◆ WRITTEN EXERCISE:
Each record below should be repeated precisely as written.
======== RECORD SET ========
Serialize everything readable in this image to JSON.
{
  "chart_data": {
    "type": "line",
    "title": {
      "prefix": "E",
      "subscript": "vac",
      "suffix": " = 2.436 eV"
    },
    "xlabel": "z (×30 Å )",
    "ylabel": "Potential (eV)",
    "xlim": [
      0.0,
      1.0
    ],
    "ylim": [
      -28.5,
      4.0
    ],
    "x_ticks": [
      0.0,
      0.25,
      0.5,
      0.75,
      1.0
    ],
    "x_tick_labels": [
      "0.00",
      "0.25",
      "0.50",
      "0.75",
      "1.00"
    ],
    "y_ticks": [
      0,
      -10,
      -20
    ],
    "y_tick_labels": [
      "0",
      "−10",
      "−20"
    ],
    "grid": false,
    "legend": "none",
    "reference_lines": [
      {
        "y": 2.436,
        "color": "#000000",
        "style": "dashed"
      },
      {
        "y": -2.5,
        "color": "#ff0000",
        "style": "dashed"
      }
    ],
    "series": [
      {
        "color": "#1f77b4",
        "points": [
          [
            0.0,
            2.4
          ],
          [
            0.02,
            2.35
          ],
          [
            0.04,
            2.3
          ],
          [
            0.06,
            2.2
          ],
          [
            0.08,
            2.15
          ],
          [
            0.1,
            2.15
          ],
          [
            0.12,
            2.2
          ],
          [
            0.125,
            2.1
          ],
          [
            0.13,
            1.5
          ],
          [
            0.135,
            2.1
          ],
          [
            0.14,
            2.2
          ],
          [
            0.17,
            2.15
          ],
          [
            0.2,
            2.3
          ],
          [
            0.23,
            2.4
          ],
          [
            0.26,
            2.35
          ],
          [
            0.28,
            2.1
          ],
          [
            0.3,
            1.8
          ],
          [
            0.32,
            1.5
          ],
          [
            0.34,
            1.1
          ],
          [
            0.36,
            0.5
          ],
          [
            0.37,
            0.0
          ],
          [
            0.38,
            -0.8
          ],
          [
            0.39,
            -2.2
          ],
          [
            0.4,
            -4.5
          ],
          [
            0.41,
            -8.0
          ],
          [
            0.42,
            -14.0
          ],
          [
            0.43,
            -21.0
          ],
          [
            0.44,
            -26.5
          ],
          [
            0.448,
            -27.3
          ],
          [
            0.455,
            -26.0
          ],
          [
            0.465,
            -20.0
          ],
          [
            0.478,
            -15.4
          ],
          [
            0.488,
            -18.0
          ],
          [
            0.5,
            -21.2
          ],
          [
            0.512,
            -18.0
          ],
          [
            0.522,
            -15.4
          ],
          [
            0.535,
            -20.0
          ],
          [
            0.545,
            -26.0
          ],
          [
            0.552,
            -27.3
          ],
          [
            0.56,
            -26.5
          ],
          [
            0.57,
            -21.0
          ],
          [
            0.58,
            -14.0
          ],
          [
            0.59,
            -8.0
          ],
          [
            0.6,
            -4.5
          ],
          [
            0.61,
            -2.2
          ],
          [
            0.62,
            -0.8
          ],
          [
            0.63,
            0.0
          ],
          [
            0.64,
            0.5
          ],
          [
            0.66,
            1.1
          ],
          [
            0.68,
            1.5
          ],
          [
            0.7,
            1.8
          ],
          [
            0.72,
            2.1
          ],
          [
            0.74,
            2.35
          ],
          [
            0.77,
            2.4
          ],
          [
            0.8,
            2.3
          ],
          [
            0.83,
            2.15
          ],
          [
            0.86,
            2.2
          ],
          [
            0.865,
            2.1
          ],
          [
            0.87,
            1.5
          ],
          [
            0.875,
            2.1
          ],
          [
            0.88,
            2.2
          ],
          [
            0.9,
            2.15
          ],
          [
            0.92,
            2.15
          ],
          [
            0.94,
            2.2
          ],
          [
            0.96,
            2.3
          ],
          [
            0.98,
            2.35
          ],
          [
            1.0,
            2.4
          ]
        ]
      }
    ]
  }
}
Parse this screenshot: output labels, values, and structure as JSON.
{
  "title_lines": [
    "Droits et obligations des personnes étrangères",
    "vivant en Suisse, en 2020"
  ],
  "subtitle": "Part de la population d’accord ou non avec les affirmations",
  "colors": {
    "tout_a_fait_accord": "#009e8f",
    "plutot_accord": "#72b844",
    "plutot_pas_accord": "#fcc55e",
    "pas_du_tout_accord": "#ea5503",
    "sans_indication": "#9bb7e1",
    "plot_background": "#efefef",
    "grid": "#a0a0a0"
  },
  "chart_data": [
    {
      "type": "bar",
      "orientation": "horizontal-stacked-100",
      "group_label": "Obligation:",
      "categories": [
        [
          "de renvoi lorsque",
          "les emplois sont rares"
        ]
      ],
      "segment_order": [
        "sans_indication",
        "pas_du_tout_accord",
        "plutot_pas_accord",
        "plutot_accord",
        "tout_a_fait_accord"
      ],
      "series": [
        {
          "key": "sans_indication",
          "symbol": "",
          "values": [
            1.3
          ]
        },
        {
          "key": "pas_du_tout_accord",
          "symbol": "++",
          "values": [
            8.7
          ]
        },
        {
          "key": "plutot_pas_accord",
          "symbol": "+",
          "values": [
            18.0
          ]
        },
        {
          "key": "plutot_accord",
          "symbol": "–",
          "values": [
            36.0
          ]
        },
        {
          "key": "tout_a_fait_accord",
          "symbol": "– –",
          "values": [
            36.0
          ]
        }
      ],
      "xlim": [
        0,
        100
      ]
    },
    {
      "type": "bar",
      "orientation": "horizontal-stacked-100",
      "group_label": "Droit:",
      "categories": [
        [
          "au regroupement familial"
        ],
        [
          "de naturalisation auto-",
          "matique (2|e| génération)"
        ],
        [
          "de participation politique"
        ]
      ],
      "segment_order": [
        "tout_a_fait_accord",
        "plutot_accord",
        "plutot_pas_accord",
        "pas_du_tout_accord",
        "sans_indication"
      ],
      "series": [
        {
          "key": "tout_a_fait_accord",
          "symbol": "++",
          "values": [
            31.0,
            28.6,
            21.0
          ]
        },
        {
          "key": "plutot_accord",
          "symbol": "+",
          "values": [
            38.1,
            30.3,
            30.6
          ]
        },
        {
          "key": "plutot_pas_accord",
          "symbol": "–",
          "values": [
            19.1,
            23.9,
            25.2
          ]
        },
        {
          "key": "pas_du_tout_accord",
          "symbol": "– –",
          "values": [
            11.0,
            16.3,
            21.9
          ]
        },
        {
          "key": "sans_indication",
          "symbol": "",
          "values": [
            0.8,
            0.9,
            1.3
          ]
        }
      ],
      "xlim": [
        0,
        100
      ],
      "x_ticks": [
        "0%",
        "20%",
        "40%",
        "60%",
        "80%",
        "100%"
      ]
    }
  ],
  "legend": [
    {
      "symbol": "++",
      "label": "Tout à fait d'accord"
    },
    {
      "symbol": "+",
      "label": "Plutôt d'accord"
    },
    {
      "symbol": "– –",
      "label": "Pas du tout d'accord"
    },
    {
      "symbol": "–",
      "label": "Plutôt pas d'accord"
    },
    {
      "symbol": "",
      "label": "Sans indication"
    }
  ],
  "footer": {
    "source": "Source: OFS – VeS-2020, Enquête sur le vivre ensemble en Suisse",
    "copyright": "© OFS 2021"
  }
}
========
◆ ANSWER TO THE TASK:
Serialize everything readable in this image to JSON.
{
  "chart_data": {
    "type": "line",
    "title": {
      "prefix": "E",
      "subscript": "vac",
      "suffix": " = 2.436 eV"
    },
    "xlabel": "z (×30 Å )",
    "ylabel": "Potential (eV)",
    "xlim": [
      0.0,
      1.0
    ],
    "ylim": [
      -28.5,
      4.0
    ],
    "x_ticks": [
      0.0,
      0.25,
      0.5,
      0.75,
      1.0
    ],
    "x_tick_labels": [
      "0.00",
      "0.25",
      "0.50",
      "0.75",
      "1.00"
    ],
    "y_ticks": [
      0,
      -10,
      -20
    ],
    "y_tick_labels": [
      "0",
      "−10",
      "−20"
    ],
    "grid": false,
    "legend": "none",
    "reference_lines": [
      {
        "y": 2.436,
        "color": "#000000",
        "style": "dashed"
      },
      {
        "y": -2.5,
        "color": "#ff0000",
        "style": "dashed"
      }
    ],
    "series": [
      {
        "color": "#1f77b4",
        "points": [
          [
            0.0,
            2.4
          ],
          [
            0.02,
            2.35
          ],
          [
            0.04,
            2.3
          ],
          [
            0.06,
            2.2
          ],
          [
            0.08,
            2.15
          ],
          [
            0.1,
            2.15
          ],
          [
            0.12,
            2.2
          ],
          [
            0.125,
            2.1
          ],
          [
            0.13,
            1.5
          ],
          [
            0.135,
            2.1
          ],
          [
            0.14,
            2.2
          ],
          [
            0.17,
            2.15
          ],
          [
            0.2,
            2.3
          ],
          [
            0.23,
            2.4
          ],
          [
            0.26,
            2.35
          ],
          [
            0.28,
            2.1
          ],
          [
            0.3,
            1.8
          ],
          [
            0.32,
            1.5
          ],
          [
            0.34,
            1.1
          ],
          [
            0.36,
            0.5
          ],
          [
            0.37,
            0.0
          ],
          [
            0.38,
            -0.8
          ],
          [
            0.39,
            -2.2
          ],
          [
            0.4,
            -4.5
          ],
          [
            0.41,
            -8.0
          ],
          [
            0.42,
            -14.0
          ],
          [
            0.43,
            -21.0
          ],
          [
            0.44,
            -26.5
          ],
          [
            0.448,
            -27.3
          ],
          [
            0.455,
            -26.0
          ],
          [
            0.465,
            -20.0
          ],
          [
            0.478,
            -15.4
          ],
          [
            0.488,
            -18.0
          ],
          [
            0.5,
            -21.2
          ],
          [
            0.512,
            -18.0
          ],
          [
            0.522,
            -15.4
          ],
          [
            0.535,
            -20.0
          ],
          [
            0.545,
            -26.0
          ],
          [
            0.552,
            -27.3
          ],
          [
            0.56,
            -26.5
          ],
          [
            0.57,
            -21.0
          ],
          [
            0.58,
            -14.0
          ],
          [
            0.59,
            -8.0
          ],
          [
            0.6,
            -4.5
          ],
          [
            0.61,
            -2.2
          ],
          [
            0.62,
            -0.8
          ],
          [
            0.63,
            0.0
          ],
          [
            0.64,
            0.5
          ],
          [
            0.66,
            1.1
          ],
          [
            0.68,
            1.5
          ],
          [
            0.7,
            1.8
          ],
          [
            0.72,
            2.1
          ],
          [
            0.74,
            2.35
          ],
          [
            0.77,
            2.4
          ],
          [
            0.8,
            2.3
          ],
          [
            0.83,
            2.15
          ],
          [
            0.86,
            2.2
          ],
          [
            0.865,
            2.1
          ],
          [
            0.87,
            1.5
          ],
          [
            0.875,
            2.1
          ],
          [
            0.88,
            2.2
          ],
          [
            0.9,
            2.15
          ],
          [
            0.92,
            2.15
          ],
          [
            0.94,
            2.2
          ],
          [
            0.96,
            2.3
          ],
          [
            0.98,
            2.35
          ],
          [
            1.0,
            2.4
          ]
        ]
      }
    ]
  }
}
Parse this screenshot: output labels, values, and structure as JSON.
{
  "title_lines": [
    "Droits et obligations des personnes étrangères",
    "vivant en Suisse, en 2020"
  ],
  "subtitle": "Part de la population d’accord ou non avec les affirmations",
  "colors": {
    "tout_a_fait_accord": "#009e8f",
    "plutot_accord": "#72b844",
    "plutot_pas_accord": "#fcc55e",
    "pas_du_tout_accord": "#ea5503",
    "sans_indication": "#9bb7e1",
    "plot_background": "#efefef",
    "grid": "#a0a0a0"
  },
  "chart_data": [
    {
      "type": "bar",
      "orientation": "horizontal-stacked-100",
      "group_label": "Obligation:",
      "categories": [
        [
          "de renvoi lorsque",
          "les emplois sont rares"
        ]
      ],
      "segment_order": [
        "sans_indication",
        "pas_du_tout_accord",
        "plutot_pas_accord",
        "plutot_accord",
        "tout_a_fait_accord"
      ],
      "series": [
        {
          "key": "sans_indication",
          "symbol": "",
          "values": [
            1.3
          ]
        },
        {
          "key": "pas_du_tout_accord",
          "symbol": "++",
          "values": [
            8.7
          ]
        },
        {
          "key": "plutot_pas_accord",
          "symbol": "+",
          "values": [
            18.0
          ]
        },
        {
          "key": "plutot_accord",
          "symbol": "–",
          "values": [
            36.0
          ]
        },
        {
          "key": "tout_a_fait_accord",
          "symbol": "– –",
          "values": [
            36.0
          ]
        }
      ],
      "xlim": [
        0,
        100
      ]
    },
    {
      "type": "bar",
      "orientation": "horizontal-stacked-100",
      "group_label": "Droit:",
      "categories": [
        [
          "au regroupement familial"
        ],
        [
          "de naturalisation auto-",
          "matique (2|e| génération)"
        ],
        [
          "de participation politique"
        ]
      ],
      "segment_order": [
        "tout_a_fait_accord",
        "plutot_accord",
        "plutot_pas_accord",
        "pas_du_tout_accord",
        "sans_indication"
      ],
      "series": [
        {
          "key": "tout_a_fait_accord",
          "symbol": "++",
          "values": [
            31.0,
            28.6,
            21.0
          ]
        },
        {
          "key": "plutot_accord",
          "symbol": "+",
          "values": [
            38.1,
            30.3,
            30.6
          ]
        },
        {
          "key": "plutot_pas_accord",
          "symbol": "–",
          "values": [
            19.1,
            23.9,
            25.2
          ]
        },
        {
          "key": "pas_du_tout_accord",
          "symbol": "– –",
          "values": [
            11.0,
            16.3,
            21.9
          ]
        },
        {
          "key": "sans_indication",
          "symbol": "",
          "values": [
            0.8,
            0.9,
            1.3
          ]
        }
      ],
      "xlim": [
        0,
        100
      ],
      "x_ticks": [
        "0%",
        "20%",
        "40%",
        "60%",
        "80%",
        "100%"
      ]
    }
  ],
  "legend": [
    {
      "symbol": "++",
      "label": "Tout à fait d'accord"
    },
    {
      "symbol": "+",
      "label": "Plutôt d'accord"
    },
    {
      "symbol": "– –",
      "label": "Pas du tout d'accord"
    },
    {
      "symbol": "–",
      "label": "Plutôt pas d'accord"
    },
    {
      "symbol": "",
      "label": "Sans indication"
    }
  ],
  "footer": {
    "source": "Source: OFS – VeS-2020, Enquête sur le vivre ensemble en Suisse",
    "copyright": "© OFS 2021"
  }
}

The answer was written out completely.